* Begin Task input *

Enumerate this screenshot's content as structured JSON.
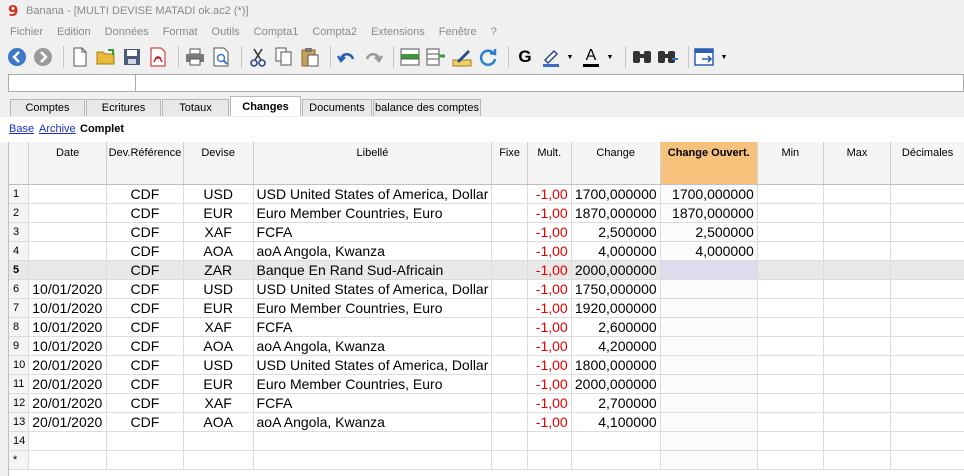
{
  "app": {
    "title": "Banana - [MULTI DEVISE MATADI ok.ac2 (*)]"
  },
  "menu": [
    "Fichier",
    "Edition",
    "Données",
    "Format",
    "Outils",
    "Compta1",
    "Compta2",
    "Extensions",
    "Fenêtre",
    "?"
  ],
  "toolbar": {
    "icons": [
      "back-icon",
      "forward-icon",
      "new-file-icon",
      "open-folder-icon",
      "save-icon",
      "pdf-icon",
      "print-icon",
      "print-preview-icon",
      "cut-icon",
      "copy-icon",
      "paste-icon",
      "undo-icon",
      "redo-icon",
      "insert-rows-icon",
      "delete-rows-icon",
      "edit-icon",
      "refresh-icon",
      "bold-icon",
      "highlight-color-icon",
      "text-color-icon",
      "find-icon",
      "find-replace-icon",
      "export-icon"
    ],
    "bold_label": "G",
    "text_color_label": "A"
  },
  "tabs": [
    "Comptes",
    "Ecritures",
    "Totaux",
    "Changes",
    "Documents",
    "balance des comptes"
  ],
  "active_tab": "Changes",
  "views": [
    "Base",
    "Archive",
    "Complet"
  ],
  "active_view": "Complet",
  "table": {
    "columns": [
      "Date",
      "Dev.Référence",
      "Devise",
      "Libellé",
      "Fixe",
      "Mult.",
      "Change",
      "Change Ouvert.",
      "Min",
      "Max",
      "Décimales"
    ],
    "rows": [
      {
        "n": "1",
        "date": "",
        "ref": "CDF",
        "devise": "USD",
        "libelle": "USD United States of America, Dollar",
        "fixe": "",
        "mult": "-1,00",
        "change": "1700,000000",
        "ouvert": "1700,000000",
        "min": "",
        "max": "",
        "dec": ""
      },
      {
        "n": "2",
        "date": "",
        "ref": "CDF",
        "devise": "EUR",
        "libelle": "Euro Member Countries, Euro",
        "fixe": "",
        "mult": "-1,00",
        "change": "1870,000000",
        "ouvert": "1870,000000",
        "min": "",
        "max": "",
        "dec": ""
      },
      {
        "n": "3",
        "date": "",
        "ref": "CDF",
        "devise": "XAF",
        "libelle": "FCFA",
        "fixe": "",
        "mult": "-1,00",
        "change": "2,500000",
        "ouvert": "2,500000",
        "min": "",
        "max": "",
        "dec": ""
      },
      {
        "n": "4",
        "date": "",
        "ref": "CDF",
        "devise": "AOA",
        "libelle": "aoA Angola, Kwanza",
        "fixe": "",
        "mult": "-1,00",
        "change": "4,000000",
        "ouvert": "4,000000",
        "min": "",
        "max": "",
        "dec": ""
      },
      {
        "n": "5",
        "date": "",
        "ref": "CDF",
        "devise": "ZAR",
        "libelle": "Banque En Rand Sud-Africain",
        "fixe": "",
        "mult": "-1,00",
        "change": "2000,000000",
        "ouvert": "",
        "min": "",
        "max": "",
        "dec": ""
      },
      {
        "n": "6",
        "date": "10/01/2020",
        "ref": "CDF",
        "devise": "USD",
        "libelle": "USD United States of America, Dollar",
        "fixe": "",
        "mult": "-1,00",
        "change": "1750,000000",
        "ouvert": "",
        "min": "",
        "max": "",
        "dec": ""
      },
      {
        "n": "7",
        "date": "10/01/2020",
        "ref": "CDF",
        "devise": "EUR",
        "libelle": "Euro Member Countries, Euro",
        "fixe": "",
        "mult": "-1,00",
        "change": "1920,000000",
        "ouvert": "",
        "min": "",
        "max": "",
        "dec": ""
      },
      {
        "n": "8",
        "date": "10/01/2020",
        "ref": "CDF",
        "devise": "XAF",
        "libelle": "FCFA",
        "fixe": "",
        "mult": "-1,00",
        "change": "2,600000",
        "ouvert": "",
        "min": "",
        "max": "",
        "dec": ""
      },
      {
        "n": "9",
        "date": "10/01/2020",
        "ref": "CDF",
        "devise": "AOA",
        "libelle": "aoA Angola, Kwanza",
        "fixe": "",
        "mult": "-1,00",
        "change": "4,200000",
        "ouvert": "",
        "min": "",
        "max": "",
        "dec": ""
      },
      {
        "n": "10",
        "date": "20/01/2020",
        "ref": "CDF",
        "devise": "USD",
        "libelle": "USD United States of America, Dollar",
        "fixe": "",
        "mult": "-1,00",
        "change": "1800,000000",
        "ouvert": "",
        "min": "",
        "max": "",
        "dec": ""
      },
      {
        "n": "11",
        "date": "20/01/2020",
        "ref": "CDF",
        "devise": "EUR",
        "libelle": "Euro Member Countries, Euro",
        "fixe": "",
        "mult": "-1,00",
        "change": "2000,000000",
        "ouvert": "",
        "min": "",
        "max": "",
        "dec": ""
      },
      {
        "n": "12",
        "date": "20/01/2020",
        "ref": "CDF",
        "devise": "XAF",
        "libelle": "FCFA",
        "fixe": "",
        "mult": "-1,00",
        "change": "2,700000",
        "ouvert": "",
        "min": "",
        "max": "",
        "dec": ""
      },
      {
        "n": "13",
        "date": "20/01/2020",
        "ref": "CDF",
        "devise": "AOA",
        "libelle": "aoA Angola, Kwanza",
        "fixe": "",
        "mult": "-1,00",
        "change": "4,100000",
        "ouvert": "",
        "min": "",
        "max": "",
        "dec": ""
      },
      {
        "n": "14",
        "date": "",
        "ref": "",
        "devise": "",
        "libelle": "",
        "fixe": "",
        "mult": "",
        "change": "",
        "ouvert": "",
        "min": "",
        "max": "",
        "dec": ""
      },
      {
        "n": "*",
        "date": "",
        "ref": "",
        "devise": "",
        "libelle": "",
        "fixe": "",
        "mult": "",
        "change": "",
        "ouvert": "",
        "min": "",
        "max": "",
        "dec": ""
      }
    ]
  },
  "colors": {
    "highlight_header": "#f7c37c",
    "negative": "#e00000",
    "link": "#1a2cc8"
  }
}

* End Task input *

| Problem requirements |
The pictures in the entries should be left out; output everything else exactly.

| Output below |
Enumerate this screenshot's content as structured JSON.
{
  "app": {
    "title": "Banana - [MULTI DEVISE MATADI ok.ac2 (*)]"
  },
  "menu": [
    "Fichier",
    "Edition",
    "Données",
    "Format",
    "Outils",
    "Compta1",
    "Compta2",
    "Extensions",
    "Fenêtre",
    "?"
  ],
  "toolbar": {
    "icons": [
      "back-icon",
      "forward-icon",
      "new-file-icon",
      "open-folder-icon",
      "save-icon",
      "pdf-icon",
      "print-icon",
      "print-preview-icon",
      "cut-icon",
      "copy-icon",
      "paste-icon",
      "undo-icon",
      "redo-icon",
      "insert-rows-icon",
      "delete-rows-icon",
      "edit-icon",
      "refresh-icon",
      "bold-icon",
      "highlight-color-icon",
      "text-color-icon",
      "find-icon",
      "find-replace-icon",
      "export-icon"
    ],
    "bold_label": "G",
    "text_color_label": "A"
  },
  "tabs": [
    "Comptes",
    "Ecritures",
    "Totaux",
    "Changes",
    "Documents",
    "balance des comptes"
  ],
  "active_tab": "Changes",
  "views": [
    "Base",
    "Archive",
    "Complet"
  ],
  "active_view": "Complet",
  "table": {
    "columns": [
      "Date",
      "Dev.Référence",
      "Devise",
      "Libellé",
      "Fixe",
      "Mult.",
      "Change",
      "Change Ouvert.",
      "Min",
      "Max",
      "Décimales"
    ],
    "rows": [
      {
        "n": "1",
        "date": "",
        "ref": "CDF",
        "devise": "USD",
        "libelle": "USD United States of America, Dollar",
        "fixe": "",
        "mult": "-1,00",
        "change": "1700,000000",
        "ouvert": "1700,000000",
        "min": "",
        "max": "",
        "dec": ""
      },
      {
        "n": "2",
        "date": "",
        "ref": "CDF",
        "devise": "EUR",
        "libelle": "Euro Member Countries, Euro",
        "fixe": "",
        "mult": "-1,00",
        "change": "1870,000000",
        "ouvert": "1870,000000",
        "min": "",
        "max": "",
        "dec": ""
      },
      {
        "n": "3",
        "date": "",
        "ref": "CDF",
        "devise": "XAF",
        "libelle": "FCFA",
        "fixe": "",
        "mult": "-1,00",
        "change": "2,500000",
        "ouvert": "2,500000",
        "min": "",
        "max": "",
        "dec": ""
      },
      {
        "n": "4",
        "date": "",
        "ref": "CDF",
        "devise": "AOA",
        "libelle": "aoA Angola, Kwanza",
        "fixe": "",
        "mult": "-1,00",
        "change": "4,000000",
        "ouvert": "4,000000",
        "min": "",
        "max": "",
        "dec": ""
      },
      {
        "n": "5",
        "date": "",
        "ref": "CDF",
        "devise": "ZAR",
        "libelle": "Banque En Rand Sud-Africain",
        "fixe": "",
        "mult": "-1,00",
        "change": "2000,000000",
        "ouvert": "",
        "min": "",
        "max": "",
        "dec": ""
      },
      {
        "n": "6",
        "date": "10/01/2020",
        "ref": "CDF",
        "devise": "USD",
        "libelle": "USD United States of America, Dollar",
        "fixe": "",
        "mult": "-1,00",
        "change": "1750,000000",
        "ouvert": "",
        "min": "",
        "max": "",
        "dec": ""
      },
      {
        "n": "7",
        "date": "10/01/2020",
        "ref": "CDF",
        "devise": "EUR",
        "libelle": "Euro Member Countries, Euro",
        "fixe": "",
        "mult": "-1,00",
        "change": "1920,000000",
        "ouvert": "",
        "min": "",
        "max": "",
        "dec": ""
      },
      {
        "n": "8",
        "date": "10/01/2020",
        "ref": "CDF",
        "devise": "XAF",
        "libelle": "FCFA",
        "fixe": "",
        "mult": "-1,00",
        "change": "2,600000",
        "ouvert": "",
        "min": "",
        "max": "",
        "dec": ""
      },
      {
        "n": "9",
        "date": "10/01/2020",
        "ref": "CDF",
        "devise": "AOA",
        "libelle": "aoA Angola, Kwanza",
        "fixe": "",
        "mult": "-1,00",
        "change": "4,200000",
        "ouvert": "",
        "min": "",
        "max": "",
        "dec": ""
      },
      {
        "n": "10",
        "date": "20/01/2020",
        "ref": "CDF",
        "devise": "USD",
        "libelle": "USD United States of America, Dollar",
        "fixe": "",
        "mult": "-1,00",
        "change": "1800,000000",
        "ouvert": "",
        "min": "",
        "max": "",
        "dec": ""
      },
      {
        "n": "11",
        "date": "20/01/2020",
        "ref": "CDF",
        "devise": "EUR",
        "libelle": "Euro Member Countries, Euro",
        "fixe": "",
        "mult": "-1,00",
        "change": "2000,000000",
        "ouvert": "",
        "min": "",
        "max": "",
        "dec": ""
      },
      {
        "n": "12",
        "date": "20/01/2020",
        "ref": "CDF",
        "devise": "XAF",
        "libelle": "FCFA",
        "fixe": "",
        "mult": "-1,00",
        "change": "2,700000",
        "ouvert": "",
        "min": "",
        "max": "",
        "dec": ""
      },
      {
        "n": "13",
        "date": "20/01/2020",
        "ref": "CDF",
        "devise": "AOA",
        "libelle": "aoA Angola, Kwanza",
        "fixe": "",
        "mult": "-1,00",
        "change": "4,100000",
        "ouvert": "",
        "min": "",
        "max": "",
        "dec": ""
      },
      {
        "n": "14",
        "date": "",
        "ref": "",
        "devise": "",
        "libelle": "",
        "fixe": "",
        "mult": "",
        "change": "",
        "ouvert": "",
        "min": "",
        "max": "",
        "dec": ""
      },
      {
        "n": "*",
        "date": "",
        "ref": "",
        "devise": "",
        "libelle": "",
        "fixe": "",
        "mult": "",
        "change": "",
        "ouvert": "",
        "min": "",
        "max": "",
        "dec": ""
      }
    ]
  },
  "colors": {
    "highlight_header": "#f7c37c",
    "negative": "#e00000",
    "link": "#1a2cc8"
  }
}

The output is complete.